WRITTEN PROBLEM:
Transcribe the whole listing below without changing a word, but leave out every image.
──────── LISTING
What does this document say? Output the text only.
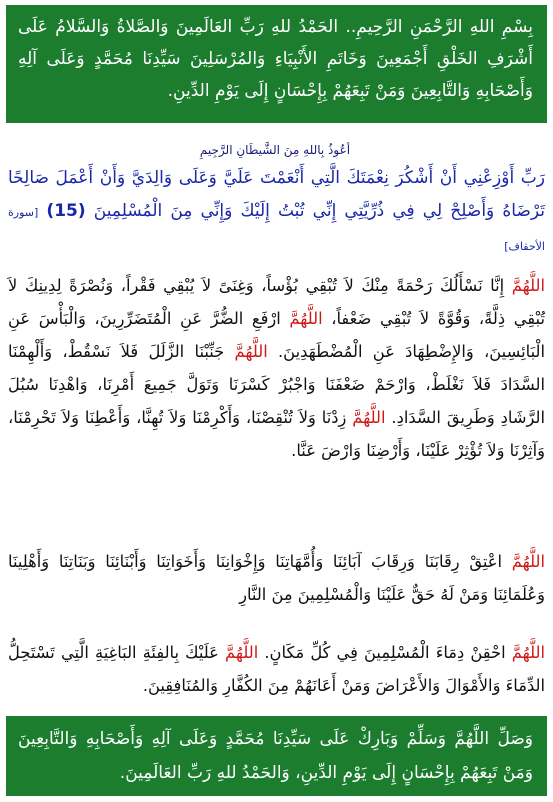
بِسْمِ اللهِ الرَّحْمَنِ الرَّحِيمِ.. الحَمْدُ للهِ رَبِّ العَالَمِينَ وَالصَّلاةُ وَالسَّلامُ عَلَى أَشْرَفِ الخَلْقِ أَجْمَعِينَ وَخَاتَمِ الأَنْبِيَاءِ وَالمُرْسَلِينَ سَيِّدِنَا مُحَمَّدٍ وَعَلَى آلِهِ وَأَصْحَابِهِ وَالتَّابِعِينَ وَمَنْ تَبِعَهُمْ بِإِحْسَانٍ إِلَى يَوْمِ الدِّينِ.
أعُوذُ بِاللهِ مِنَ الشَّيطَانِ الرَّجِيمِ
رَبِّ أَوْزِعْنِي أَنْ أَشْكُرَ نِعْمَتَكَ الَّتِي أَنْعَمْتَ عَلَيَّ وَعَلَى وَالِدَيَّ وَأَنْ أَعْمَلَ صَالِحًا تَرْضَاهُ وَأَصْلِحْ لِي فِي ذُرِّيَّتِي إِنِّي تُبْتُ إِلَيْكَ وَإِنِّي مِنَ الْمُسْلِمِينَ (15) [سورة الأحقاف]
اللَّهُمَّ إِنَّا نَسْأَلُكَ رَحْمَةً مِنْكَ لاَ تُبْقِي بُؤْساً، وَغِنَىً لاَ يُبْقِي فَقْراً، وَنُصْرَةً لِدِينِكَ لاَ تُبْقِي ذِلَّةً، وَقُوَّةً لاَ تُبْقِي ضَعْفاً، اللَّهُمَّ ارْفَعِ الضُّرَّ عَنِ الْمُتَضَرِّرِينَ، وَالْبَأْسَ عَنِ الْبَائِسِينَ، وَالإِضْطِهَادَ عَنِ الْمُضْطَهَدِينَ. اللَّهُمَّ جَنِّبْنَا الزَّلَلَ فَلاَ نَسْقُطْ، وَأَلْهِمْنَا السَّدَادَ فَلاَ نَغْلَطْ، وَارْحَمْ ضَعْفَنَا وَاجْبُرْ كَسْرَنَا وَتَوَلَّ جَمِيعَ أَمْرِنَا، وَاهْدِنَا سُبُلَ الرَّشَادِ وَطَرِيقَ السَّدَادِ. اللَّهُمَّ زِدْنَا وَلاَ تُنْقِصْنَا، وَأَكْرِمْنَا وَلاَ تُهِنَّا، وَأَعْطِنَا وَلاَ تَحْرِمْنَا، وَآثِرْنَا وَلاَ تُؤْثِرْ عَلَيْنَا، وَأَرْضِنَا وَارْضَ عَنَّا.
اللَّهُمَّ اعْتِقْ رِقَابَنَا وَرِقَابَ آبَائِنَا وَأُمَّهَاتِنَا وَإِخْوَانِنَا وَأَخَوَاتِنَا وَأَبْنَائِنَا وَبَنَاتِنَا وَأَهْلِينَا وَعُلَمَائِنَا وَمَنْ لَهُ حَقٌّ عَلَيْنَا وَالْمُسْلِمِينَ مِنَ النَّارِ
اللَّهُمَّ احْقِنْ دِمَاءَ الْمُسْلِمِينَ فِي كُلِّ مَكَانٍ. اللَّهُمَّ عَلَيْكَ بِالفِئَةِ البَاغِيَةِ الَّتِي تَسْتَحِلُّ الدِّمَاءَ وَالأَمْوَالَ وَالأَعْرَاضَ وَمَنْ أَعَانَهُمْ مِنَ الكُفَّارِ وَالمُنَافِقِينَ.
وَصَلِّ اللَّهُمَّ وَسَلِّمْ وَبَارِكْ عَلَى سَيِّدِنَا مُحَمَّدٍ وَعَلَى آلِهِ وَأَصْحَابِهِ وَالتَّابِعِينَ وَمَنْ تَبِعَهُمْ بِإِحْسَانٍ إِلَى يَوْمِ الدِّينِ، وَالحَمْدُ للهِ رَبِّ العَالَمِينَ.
────────────────
REPLY TO THE EXERCISE:
What does this document say? Output the text only.
بِسْمِ اللهِ الرَّحْمَنِ الرَّحِيمِ.. الحَمْدُ للهِ رَبِّ العَالَمِينَ وَالصَّلاةُ وَالسَّلامُ عَلَى أَشْرَفِ الخَلْقِ أَجْمَعِينَ وَخَاتَمِ الأَنْبِيَاءِ وَالمُرْسَلِينَ سَيِّدِنَا مُحَمَّدٍ وَعَلَى آلِهِ وَأَصْحَابِهِ وَالتَّابِعِينَ وَمَنْ تَبِعَهُمْ بِإِحْسَانٍ إِلَى يَوْمِ الدِّينِ.
أعُوذُ بِاللهِ مِنَ الشَّيطَانِ الرَّجِيمِ
رَبِّ أَوْزِعْنِي أَنْ أَشْكُرَ نِعْمَتَكَ الَّتِي أَنْعَمْتَ عَلَيَّ وَعَلَى وَالِدَيَّ وَأَنْ أَعْمَلَ صَالِحًا تَرْضَاهُ وَأَصْلِحْ لِي فِي ذُرِّيَّتِي إِنِّي تُبْتُ إِلَيْكَ وَإِنِّي مِنَ الْمُسْلِمِينَ (15) [سورة الأحقاف]
اللَّهُمَّ إِنَّا نَسْأَلُكَ رَحْمَةً مِنْكَ لاَ تُبْقِي بُؤْساً، وَغِنَىً لاَ يُبْقِي فَقْراً، وَنُصْرَةً لِدِينِكَ لاَ تُبْقِي ذِلَّةً، وَقُوَّةً لاَ تُبْقِي ضَعْفاً، اللَّهُمَّ ارْفَعِ الضُّرَّ عَنِ الْمُتَضَرِّرِينَ، وَالْبَأْسَ عَنِ الْبَائِسِينَ، وَالإِضْطِهَادَ عَنِ الْمُضْطَهَدِينَ. اللَّهُمَّ جَنِّبْنَا الزَّلَلَ فَلاَ نَسْقُطْ، وَأَلْهِمْنَا السَّدَادَ فَلاَ نَغْلَطْ، وَارْحَمْ ضَعْفَنَا وَاجْبُرْ كَسْرَنَا وَتَوَلَّ جَمِيعَ أَمْرِنَا، وَاهْدِنَا سُبُلَ الرَّشَادِ وَطَرِيقَ السَّدَادِ. اللَّهُمَّ زِدْنَا وَلاَ تُنْقِصْنَا، وَأَكْرِمْنَا وَلاَ تُهِنَّا، وَأَعْطِنَا وَلاَ تَحْرِمْنَا، وَآثِرْنَا وَلاَ تُؤْثِرْ عَلَيْنَا، وَأَرْضِنَا وَارْضَ عَنَّا.
اللَّهُمَّ اعْتِقْ رِقَابَنَا وَرِقَابَ آبَائِنَا وَأُمَّهَاتِنَا وَإِخْوَانِنَا وَأَخَوَاتِنَا وَأَبْنَائِنَا وَبَنَاتِنَا وَأَهْلِينَا وَعُلَمَائِنَا وَمَنْ لَهُ حَقٌّ عَلَيْنَا وَالْمُسْلِمِينَ مِنَ النَّارِ
اللَّهُمَّ احْقِنْ دِمَاءَ الْمُسْلِمِينَ فِي كُلِّ مَكَانٍ. اللَّهُمَّ عَلَيْكَ بِالفِئَةِ البَاغِيَةِ الَّتِي تَسْتَحِلُّ الدِّمَاءَ وَالأَمْوَالَ وَالأَعْرَاضَ وَمَنْ أَعَانَهُمْ مِنَ الكُفَّارِ وَالمُنَافِقِينَ.
وَصَلِّ اللَّهُمَّ وَسَلِّمْ وَبَارِكْ عَلَى سَيِّدِنَا مُحَمَّدٍ وَعَلَى آلِهِ وَأَصْحَابِهِ وَالتَّابِعِينَ وَمَنْ تَبِعَهُمْ بِإِحْسَانٍ إِلَى يَوْمِ الدِّينِ، وَالحَمْدُ للهِ رَبِّ العَالَمِينَ.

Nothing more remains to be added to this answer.